### WHAT THIS TASK INVOLVES
Rewrite the material as a Markdown table with the columns "Row" and "Material line", starting at the first line of the material and ending at the line that contains "product-name: Pizza Salami", and skip any blank lines.

+ + + + + + +

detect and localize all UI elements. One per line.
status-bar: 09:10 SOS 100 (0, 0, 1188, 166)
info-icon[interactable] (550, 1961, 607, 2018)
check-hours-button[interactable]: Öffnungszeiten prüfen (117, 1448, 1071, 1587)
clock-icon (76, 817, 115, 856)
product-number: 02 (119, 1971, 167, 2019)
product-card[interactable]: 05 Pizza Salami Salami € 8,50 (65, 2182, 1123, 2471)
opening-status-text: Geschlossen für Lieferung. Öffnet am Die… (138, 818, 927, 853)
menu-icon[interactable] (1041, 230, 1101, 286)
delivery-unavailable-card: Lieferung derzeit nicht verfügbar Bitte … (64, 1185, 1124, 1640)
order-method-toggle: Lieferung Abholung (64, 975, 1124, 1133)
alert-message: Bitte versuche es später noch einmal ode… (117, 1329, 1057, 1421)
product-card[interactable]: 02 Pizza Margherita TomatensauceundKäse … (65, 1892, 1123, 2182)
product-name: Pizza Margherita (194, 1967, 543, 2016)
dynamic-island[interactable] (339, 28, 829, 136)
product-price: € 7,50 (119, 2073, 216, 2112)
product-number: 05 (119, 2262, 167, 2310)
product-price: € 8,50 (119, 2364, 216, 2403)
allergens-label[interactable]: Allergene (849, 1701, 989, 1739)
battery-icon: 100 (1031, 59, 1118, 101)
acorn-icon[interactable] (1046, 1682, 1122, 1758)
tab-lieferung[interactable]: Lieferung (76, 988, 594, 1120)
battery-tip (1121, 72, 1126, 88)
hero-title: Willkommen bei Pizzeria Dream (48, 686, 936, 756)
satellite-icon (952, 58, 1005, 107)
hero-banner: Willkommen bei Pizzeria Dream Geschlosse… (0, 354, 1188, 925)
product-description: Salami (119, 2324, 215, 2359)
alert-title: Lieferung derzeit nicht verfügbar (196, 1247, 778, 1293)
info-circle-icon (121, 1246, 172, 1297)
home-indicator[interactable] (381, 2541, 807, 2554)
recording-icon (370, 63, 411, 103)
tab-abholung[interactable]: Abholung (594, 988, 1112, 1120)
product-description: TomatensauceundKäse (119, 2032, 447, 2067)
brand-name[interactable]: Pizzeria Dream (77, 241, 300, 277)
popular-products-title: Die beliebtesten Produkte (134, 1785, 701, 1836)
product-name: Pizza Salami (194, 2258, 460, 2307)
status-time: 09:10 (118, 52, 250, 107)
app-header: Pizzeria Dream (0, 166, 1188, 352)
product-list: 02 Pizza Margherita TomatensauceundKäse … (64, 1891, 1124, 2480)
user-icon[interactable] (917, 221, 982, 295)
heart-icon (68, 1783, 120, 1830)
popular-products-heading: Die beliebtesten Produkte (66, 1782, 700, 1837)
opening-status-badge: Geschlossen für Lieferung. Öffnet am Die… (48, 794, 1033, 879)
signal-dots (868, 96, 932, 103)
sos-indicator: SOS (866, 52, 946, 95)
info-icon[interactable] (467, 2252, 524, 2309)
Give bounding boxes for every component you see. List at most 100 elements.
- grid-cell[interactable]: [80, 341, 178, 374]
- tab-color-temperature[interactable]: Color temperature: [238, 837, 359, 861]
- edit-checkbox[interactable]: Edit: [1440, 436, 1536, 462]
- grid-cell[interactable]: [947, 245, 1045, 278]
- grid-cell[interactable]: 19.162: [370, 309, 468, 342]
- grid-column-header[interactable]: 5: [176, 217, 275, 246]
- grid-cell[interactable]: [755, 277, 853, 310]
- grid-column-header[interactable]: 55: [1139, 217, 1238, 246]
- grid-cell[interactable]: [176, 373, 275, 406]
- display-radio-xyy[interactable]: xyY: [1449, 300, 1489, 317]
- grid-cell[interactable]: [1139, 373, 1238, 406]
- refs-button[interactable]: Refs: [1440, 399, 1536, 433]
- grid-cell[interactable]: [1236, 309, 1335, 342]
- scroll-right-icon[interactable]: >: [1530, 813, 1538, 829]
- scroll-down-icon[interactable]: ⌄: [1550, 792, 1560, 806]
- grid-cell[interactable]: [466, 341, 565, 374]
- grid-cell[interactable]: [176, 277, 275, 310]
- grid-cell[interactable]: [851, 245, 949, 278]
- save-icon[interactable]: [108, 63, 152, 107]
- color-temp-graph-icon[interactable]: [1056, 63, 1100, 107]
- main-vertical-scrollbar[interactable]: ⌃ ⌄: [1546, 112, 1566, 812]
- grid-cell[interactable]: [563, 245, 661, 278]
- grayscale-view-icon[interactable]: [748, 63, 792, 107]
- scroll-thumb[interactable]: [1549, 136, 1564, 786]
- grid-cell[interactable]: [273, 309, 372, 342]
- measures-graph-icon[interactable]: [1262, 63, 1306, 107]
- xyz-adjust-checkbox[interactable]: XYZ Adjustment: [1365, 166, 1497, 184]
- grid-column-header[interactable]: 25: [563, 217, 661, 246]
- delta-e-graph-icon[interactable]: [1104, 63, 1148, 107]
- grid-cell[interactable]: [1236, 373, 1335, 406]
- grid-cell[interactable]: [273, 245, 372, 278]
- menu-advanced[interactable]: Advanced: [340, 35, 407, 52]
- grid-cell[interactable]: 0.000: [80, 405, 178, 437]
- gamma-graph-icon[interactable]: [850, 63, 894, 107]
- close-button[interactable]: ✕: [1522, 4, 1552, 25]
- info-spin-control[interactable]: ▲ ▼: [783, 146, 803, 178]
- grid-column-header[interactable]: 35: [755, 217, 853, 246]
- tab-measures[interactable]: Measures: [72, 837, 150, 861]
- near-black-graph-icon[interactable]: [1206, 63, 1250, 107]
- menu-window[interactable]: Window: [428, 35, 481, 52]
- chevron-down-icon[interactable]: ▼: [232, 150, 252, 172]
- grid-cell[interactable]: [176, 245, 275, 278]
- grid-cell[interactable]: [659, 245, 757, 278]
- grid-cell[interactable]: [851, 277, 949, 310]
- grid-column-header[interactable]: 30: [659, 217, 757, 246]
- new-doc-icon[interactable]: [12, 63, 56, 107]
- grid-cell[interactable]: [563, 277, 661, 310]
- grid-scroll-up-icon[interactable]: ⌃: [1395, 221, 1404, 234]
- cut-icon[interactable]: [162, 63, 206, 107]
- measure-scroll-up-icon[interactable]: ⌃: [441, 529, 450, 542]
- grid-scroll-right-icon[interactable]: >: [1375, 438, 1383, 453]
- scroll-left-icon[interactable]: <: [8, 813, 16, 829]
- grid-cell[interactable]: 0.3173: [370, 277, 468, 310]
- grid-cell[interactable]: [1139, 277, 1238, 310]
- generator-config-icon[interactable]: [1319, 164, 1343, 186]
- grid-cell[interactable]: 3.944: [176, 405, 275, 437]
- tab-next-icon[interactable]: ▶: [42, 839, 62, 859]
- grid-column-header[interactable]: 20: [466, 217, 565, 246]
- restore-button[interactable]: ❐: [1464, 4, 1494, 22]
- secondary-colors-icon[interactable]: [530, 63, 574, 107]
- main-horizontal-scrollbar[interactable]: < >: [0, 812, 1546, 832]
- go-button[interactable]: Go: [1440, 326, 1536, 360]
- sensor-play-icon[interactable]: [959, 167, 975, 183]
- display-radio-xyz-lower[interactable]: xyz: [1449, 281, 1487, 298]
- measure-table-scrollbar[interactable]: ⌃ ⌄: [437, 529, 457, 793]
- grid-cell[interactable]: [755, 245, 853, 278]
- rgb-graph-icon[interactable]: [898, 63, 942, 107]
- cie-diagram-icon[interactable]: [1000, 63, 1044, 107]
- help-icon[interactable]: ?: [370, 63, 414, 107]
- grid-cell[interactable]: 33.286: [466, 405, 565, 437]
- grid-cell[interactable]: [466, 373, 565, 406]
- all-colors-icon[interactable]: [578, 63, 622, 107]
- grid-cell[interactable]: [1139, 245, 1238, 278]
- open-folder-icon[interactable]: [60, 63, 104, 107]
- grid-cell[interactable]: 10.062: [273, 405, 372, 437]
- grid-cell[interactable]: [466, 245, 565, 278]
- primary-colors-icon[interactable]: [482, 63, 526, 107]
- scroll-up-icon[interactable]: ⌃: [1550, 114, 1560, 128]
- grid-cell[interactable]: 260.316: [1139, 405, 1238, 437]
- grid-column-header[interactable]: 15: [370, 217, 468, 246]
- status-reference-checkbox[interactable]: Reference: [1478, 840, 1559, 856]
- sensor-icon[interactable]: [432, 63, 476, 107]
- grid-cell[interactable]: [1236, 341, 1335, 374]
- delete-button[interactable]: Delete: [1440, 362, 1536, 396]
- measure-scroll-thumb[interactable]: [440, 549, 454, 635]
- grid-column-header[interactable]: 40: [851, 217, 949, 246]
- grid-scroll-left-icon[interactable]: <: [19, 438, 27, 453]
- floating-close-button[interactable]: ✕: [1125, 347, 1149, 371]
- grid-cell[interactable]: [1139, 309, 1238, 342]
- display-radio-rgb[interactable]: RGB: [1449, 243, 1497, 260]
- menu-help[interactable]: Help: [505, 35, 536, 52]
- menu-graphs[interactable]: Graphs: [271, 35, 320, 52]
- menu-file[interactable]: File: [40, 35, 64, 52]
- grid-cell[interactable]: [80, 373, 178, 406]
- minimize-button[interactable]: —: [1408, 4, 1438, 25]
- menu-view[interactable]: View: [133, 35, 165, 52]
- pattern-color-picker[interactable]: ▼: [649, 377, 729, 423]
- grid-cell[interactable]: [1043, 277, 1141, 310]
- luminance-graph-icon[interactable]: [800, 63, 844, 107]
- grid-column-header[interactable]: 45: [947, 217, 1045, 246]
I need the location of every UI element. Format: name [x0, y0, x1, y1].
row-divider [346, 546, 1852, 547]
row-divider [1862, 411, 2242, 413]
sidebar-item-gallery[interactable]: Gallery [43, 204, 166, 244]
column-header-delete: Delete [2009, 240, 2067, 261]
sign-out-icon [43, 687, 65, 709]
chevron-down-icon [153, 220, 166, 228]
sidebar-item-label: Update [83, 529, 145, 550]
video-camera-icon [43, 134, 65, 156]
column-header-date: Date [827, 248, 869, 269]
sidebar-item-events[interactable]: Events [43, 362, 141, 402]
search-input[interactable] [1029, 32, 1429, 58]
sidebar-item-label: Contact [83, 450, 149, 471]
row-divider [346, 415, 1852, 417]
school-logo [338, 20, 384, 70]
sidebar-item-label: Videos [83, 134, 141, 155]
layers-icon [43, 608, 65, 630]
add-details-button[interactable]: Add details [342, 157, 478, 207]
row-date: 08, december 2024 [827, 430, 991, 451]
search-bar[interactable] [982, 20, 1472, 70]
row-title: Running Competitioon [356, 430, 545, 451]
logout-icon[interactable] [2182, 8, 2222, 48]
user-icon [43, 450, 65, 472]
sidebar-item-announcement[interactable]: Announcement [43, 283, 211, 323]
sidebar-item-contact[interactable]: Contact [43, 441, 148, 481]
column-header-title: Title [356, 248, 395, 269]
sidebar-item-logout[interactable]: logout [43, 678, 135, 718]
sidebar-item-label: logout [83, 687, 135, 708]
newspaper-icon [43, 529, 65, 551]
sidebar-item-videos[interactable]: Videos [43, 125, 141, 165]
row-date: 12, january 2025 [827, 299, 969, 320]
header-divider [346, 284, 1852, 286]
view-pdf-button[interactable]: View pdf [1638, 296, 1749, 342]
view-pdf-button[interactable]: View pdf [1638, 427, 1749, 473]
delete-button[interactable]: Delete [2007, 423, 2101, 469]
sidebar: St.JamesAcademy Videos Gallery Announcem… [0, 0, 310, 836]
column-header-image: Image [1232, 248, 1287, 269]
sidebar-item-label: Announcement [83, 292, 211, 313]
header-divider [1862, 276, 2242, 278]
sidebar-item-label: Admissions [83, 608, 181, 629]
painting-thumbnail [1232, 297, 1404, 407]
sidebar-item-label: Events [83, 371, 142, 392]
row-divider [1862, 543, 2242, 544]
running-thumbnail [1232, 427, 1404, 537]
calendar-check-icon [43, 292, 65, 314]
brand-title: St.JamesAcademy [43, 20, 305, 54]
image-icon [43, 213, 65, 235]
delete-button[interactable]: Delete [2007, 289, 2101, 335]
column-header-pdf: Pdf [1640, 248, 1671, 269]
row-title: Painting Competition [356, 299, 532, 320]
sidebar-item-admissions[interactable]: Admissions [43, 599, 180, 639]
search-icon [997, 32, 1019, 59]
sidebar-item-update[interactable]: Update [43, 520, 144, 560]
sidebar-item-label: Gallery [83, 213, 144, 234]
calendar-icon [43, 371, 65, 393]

+ + + + + + +

### TASK ANSWER
| Row | Material line |
|---|---|
| 1 | detect and localize all UI elements. One per line. |
| 2 | status-bar: 09:10 SOS 100 (0, 0, 1188, 166) |
| 3 | info-icon[interactable] (550, 1961, 607, 2018) |
| 4 | check-hours-button[interactable]: Öffnungszeiten prüfen (117, 1448, 1071, 1587) |
| 5 | clock-icon (76, 817, 115, 856) |
| 6 | product-number: 02 (119, 1971, 167, 2019) |
| 7 | product-card[interactable]: 05 Pizza Salami Salami € 8,50 (65, 2182, 1123, 2471) |
| 8 | opening-status-text: Geschlossen für Lieferung. Öffnet am Die… (138, 818, 927, 853) |
| 9 | menu-icon[interactable] (1041, 230, 1101, 286) |
| 10 | delivery-unavailable-card: Lieferung derzeit nicht verfügbar Bitte … (64, 1185, 1124, 1640) |
| 11 | order-method-toggle: Lieferung Abholung (64, 975, 1124, 1133) |
| 12 | alert-message: Bitte versuche es später noch einmal ode… (117, 1329, 1057, 1421) |
| 13 | product-card[interactable]: 02 Pizza Margherita TomatensauceundKäse … (65, 1892, 1123, 2182) |
| 14 | product-name: Pizza Margherita (194, 1967, 543, 2016) |
| 15 | dynamic-island[interactable] (339, 28, 829, 136) |
| 16 | product-price: € 7,50 (119, 2073, 216, 2112) |
| 17 | product-number: 05 (119, 2262, 167, 2310) |
| 18 | product-price: € 8,50 (119, 2364, 216, 2403) |
| 19 | allergens-label[interactable]: Allergene (849, 1701, 989, 1739) |
| 20 | battery-icon: 100 (1031, 59, 1118, 101) |
| 21 | acorn-icon[interactable] (1046, 1682, 1122, 1758) |
| 22 | tab-lieferung[interactable]: Lieferung (76, 988, 594, 1120) |
| 23 | battery-tip (1121, 72, 1126, 88) |
| 24 | hero-title: Willkommen bei Pizzeria Dream (48, 686, 936, 756) |
| 25 | satellite-icon (952, 58, 1005, 107) |
| 26 | hero-banner: Willkommen bei Pizzeria Dream Geschlosse… (0, 354, 1188, 925) |
| 27 | product-description: Salami (119, 2324, 215, 2359) |
| 28 | alert-title: Lieferung derzeit nicht verfügbar (196, 1247, 778, 1293) |
| 29 | info-circle-icon (121, 1246, 172, 1297) |
| 30 | home-indicator[interactable] (381, 2541, 807, 2554) |
| 31 | recording-icon (370, 63, 411, 103) |
| 32 | tab-abholung[interactable]: Abholung (594, 988, 1112, 1120) |
| 33 | product-description: TomatensauceundKäse (119, 2032, 447, 2067) |
| 34 | brand-name[interactable]: Pizzeria Dream (77, 241, 300, 277) |
| 35 | popular-products-title: Die beliebtesten Produkte (134, 1785, 701, 1836) |
| 36 | product-name: Pizza Salami (194, 2258, 460, 2307) |